>> Begin DATA FOR THE TASK

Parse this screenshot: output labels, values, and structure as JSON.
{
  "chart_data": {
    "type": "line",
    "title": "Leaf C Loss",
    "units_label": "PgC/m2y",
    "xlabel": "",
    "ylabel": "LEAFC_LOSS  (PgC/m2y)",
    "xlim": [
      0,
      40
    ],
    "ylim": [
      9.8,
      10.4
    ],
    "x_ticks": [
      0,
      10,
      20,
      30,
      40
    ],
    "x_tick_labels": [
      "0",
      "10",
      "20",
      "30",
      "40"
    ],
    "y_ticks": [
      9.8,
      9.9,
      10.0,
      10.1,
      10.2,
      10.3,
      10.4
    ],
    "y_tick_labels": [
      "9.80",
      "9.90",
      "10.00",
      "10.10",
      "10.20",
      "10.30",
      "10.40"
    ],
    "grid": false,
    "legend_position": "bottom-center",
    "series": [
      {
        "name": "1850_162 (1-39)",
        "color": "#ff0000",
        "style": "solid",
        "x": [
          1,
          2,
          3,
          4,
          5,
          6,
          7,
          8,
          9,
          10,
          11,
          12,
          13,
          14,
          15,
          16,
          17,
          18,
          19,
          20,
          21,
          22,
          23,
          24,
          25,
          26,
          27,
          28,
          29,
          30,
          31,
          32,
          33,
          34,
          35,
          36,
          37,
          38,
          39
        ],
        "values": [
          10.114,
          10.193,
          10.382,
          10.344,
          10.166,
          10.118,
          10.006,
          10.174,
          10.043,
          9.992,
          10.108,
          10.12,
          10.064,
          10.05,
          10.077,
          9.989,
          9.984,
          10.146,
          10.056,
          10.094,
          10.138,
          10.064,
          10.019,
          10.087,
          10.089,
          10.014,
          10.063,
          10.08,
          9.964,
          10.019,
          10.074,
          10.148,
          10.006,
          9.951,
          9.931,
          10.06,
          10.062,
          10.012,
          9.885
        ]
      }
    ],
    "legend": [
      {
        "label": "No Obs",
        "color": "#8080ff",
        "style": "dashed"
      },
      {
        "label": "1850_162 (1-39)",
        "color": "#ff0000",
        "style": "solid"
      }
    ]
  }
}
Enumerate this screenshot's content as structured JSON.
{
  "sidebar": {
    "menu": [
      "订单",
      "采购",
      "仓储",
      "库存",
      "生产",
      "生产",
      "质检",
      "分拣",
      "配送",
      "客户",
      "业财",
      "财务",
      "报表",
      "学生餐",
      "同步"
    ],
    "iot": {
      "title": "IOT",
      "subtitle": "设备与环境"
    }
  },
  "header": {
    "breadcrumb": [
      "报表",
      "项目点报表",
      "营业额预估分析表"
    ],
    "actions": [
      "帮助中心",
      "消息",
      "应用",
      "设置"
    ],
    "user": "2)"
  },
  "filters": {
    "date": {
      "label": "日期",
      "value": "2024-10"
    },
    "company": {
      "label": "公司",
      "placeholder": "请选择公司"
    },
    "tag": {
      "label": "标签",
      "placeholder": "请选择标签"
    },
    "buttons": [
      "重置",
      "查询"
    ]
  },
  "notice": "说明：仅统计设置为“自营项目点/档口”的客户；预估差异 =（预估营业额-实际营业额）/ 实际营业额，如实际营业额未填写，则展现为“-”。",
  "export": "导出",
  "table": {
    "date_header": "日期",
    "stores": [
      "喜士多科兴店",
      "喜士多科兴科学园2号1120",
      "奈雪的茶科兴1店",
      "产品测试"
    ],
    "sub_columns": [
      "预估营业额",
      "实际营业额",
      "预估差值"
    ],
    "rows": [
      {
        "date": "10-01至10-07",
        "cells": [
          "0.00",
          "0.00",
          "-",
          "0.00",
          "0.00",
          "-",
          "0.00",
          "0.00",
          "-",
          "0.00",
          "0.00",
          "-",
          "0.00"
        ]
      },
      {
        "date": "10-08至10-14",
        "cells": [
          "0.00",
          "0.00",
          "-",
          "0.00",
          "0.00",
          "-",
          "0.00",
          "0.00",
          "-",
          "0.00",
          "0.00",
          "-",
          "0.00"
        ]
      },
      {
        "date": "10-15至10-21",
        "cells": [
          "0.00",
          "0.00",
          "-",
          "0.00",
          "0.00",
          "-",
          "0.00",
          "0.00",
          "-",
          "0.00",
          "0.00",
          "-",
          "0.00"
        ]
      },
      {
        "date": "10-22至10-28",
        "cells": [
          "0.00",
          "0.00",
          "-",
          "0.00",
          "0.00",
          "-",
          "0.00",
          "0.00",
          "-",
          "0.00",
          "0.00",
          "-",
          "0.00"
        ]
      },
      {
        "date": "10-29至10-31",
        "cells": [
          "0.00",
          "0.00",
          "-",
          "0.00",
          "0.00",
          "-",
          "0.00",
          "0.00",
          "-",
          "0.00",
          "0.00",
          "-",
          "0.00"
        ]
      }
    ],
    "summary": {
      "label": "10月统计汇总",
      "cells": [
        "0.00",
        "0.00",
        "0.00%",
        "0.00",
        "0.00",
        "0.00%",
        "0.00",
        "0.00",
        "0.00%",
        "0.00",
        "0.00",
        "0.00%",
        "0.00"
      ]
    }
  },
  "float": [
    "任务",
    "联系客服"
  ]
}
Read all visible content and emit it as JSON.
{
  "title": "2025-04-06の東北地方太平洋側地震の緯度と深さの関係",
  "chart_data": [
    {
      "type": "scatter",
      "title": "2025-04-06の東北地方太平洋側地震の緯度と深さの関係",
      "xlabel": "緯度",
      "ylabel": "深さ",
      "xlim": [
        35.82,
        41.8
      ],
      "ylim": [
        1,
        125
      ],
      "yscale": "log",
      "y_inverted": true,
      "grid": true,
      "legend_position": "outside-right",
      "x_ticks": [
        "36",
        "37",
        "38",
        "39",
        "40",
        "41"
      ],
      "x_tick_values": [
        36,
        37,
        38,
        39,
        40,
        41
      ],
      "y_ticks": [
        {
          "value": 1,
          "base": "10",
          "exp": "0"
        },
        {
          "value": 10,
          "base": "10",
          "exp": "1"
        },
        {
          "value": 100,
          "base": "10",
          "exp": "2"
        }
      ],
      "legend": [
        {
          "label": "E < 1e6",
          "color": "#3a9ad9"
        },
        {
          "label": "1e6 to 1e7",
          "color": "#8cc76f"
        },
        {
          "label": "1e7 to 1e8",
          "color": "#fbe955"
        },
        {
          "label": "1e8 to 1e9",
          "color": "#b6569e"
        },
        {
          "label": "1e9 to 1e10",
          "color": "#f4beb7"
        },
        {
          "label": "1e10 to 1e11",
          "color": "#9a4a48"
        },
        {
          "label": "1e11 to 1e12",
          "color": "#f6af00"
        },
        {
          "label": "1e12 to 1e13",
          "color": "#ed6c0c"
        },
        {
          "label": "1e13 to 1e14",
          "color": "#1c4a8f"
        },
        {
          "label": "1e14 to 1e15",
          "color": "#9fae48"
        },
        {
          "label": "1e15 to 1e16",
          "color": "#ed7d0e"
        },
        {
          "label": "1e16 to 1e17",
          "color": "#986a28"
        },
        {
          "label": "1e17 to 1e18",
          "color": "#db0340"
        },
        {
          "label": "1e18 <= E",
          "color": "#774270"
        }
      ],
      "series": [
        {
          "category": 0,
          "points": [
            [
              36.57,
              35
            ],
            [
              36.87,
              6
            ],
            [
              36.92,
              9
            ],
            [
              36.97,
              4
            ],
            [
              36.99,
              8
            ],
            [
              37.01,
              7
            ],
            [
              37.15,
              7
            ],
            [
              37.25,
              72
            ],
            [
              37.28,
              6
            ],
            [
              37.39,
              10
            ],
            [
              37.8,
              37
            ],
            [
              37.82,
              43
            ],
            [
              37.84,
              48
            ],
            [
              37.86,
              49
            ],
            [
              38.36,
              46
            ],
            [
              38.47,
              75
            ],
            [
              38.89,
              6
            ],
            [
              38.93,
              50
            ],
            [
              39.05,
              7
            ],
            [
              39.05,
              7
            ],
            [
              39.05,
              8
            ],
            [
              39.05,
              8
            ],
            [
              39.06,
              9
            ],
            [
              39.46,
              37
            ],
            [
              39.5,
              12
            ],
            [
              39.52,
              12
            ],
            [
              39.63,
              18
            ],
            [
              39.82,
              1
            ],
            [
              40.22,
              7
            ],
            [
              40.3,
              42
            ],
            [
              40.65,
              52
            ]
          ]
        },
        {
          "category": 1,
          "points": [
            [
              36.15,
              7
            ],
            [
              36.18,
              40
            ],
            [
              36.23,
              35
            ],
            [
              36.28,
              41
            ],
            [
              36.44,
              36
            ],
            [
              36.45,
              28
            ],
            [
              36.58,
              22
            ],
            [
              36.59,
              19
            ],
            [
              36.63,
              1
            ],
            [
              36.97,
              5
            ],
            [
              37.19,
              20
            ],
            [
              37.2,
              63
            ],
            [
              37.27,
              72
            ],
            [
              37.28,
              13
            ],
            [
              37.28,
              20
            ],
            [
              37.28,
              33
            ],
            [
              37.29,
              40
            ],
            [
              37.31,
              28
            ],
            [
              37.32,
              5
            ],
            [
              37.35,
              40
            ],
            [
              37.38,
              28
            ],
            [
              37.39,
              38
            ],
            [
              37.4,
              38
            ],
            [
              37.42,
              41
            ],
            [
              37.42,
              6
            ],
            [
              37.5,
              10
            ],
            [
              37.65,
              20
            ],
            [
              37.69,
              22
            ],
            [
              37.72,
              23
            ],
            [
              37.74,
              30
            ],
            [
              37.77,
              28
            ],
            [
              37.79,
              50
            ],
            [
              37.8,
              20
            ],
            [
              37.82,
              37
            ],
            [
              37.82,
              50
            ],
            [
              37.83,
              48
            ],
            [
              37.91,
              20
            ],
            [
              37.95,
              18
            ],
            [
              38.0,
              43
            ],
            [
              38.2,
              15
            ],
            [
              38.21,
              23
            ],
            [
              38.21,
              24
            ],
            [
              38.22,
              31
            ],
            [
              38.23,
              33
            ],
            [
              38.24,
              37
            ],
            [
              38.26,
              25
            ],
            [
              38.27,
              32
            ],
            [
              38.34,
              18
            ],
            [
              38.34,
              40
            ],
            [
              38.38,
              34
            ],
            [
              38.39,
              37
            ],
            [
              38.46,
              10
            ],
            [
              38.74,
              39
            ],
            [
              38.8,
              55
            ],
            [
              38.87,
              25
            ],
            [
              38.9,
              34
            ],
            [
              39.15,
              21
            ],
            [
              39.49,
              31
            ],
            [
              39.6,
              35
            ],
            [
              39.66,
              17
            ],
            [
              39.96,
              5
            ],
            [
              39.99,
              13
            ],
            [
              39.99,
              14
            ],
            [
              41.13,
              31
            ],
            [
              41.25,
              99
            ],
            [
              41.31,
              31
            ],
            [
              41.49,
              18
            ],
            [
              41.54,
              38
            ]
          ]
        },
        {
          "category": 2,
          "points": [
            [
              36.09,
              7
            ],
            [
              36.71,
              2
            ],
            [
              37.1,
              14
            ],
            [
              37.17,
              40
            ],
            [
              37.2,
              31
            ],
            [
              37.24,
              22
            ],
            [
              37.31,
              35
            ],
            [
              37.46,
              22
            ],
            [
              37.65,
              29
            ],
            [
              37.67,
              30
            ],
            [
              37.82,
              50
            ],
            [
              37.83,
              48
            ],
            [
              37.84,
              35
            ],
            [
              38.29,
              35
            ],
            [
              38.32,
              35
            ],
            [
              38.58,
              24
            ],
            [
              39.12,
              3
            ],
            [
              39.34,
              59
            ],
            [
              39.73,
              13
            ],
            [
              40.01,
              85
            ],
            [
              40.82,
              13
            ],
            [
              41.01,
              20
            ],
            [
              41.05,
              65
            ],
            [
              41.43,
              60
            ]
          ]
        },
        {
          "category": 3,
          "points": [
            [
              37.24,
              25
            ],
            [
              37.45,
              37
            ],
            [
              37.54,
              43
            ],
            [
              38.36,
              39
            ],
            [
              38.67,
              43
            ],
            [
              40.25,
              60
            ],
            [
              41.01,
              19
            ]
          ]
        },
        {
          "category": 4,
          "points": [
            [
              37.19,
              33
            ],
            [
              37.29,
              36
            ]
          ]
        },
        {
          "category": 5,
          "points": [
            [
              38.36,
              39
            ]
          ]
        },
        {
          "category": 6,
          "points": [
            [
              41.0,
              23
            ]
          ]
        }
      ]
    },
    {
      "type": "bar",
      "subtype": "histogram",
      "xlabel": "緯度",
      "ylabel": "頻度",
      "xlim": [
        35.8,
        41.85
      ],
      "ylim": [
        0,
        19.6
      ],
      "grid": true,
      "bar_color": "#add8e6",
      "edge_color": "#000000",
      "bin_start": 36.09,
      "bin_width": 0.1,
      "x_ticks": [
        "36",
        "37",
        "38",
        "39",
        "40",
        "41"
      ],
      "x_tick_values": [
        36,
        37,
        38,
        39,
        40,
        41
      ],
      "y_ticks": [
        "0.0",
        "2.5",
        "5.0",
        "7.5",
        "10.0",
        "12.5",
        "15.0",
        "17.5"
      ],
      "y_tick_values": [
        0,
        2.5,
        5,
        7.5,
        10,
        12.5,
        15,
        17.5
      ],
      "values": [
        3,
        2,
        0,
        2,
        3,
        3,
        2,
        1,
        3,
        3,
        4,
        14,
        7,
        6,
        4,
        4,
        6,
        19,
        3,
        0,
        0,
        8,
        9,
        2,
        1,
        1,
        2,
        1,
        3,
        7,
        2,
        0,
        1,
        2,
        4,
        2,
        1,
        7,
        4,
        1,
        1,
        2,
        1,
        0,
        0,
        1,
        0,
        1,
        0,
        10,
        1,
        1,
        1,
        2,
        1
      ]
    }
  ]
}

>> End DATA FOR THE TASK

WHAT THE EXERCISE ASKS -> Review the material and copy each line in which the word "placeholder" appears.

SOLUTION ->
      "placeholder": "请选择公司"
      "placeholder": "请选择标签"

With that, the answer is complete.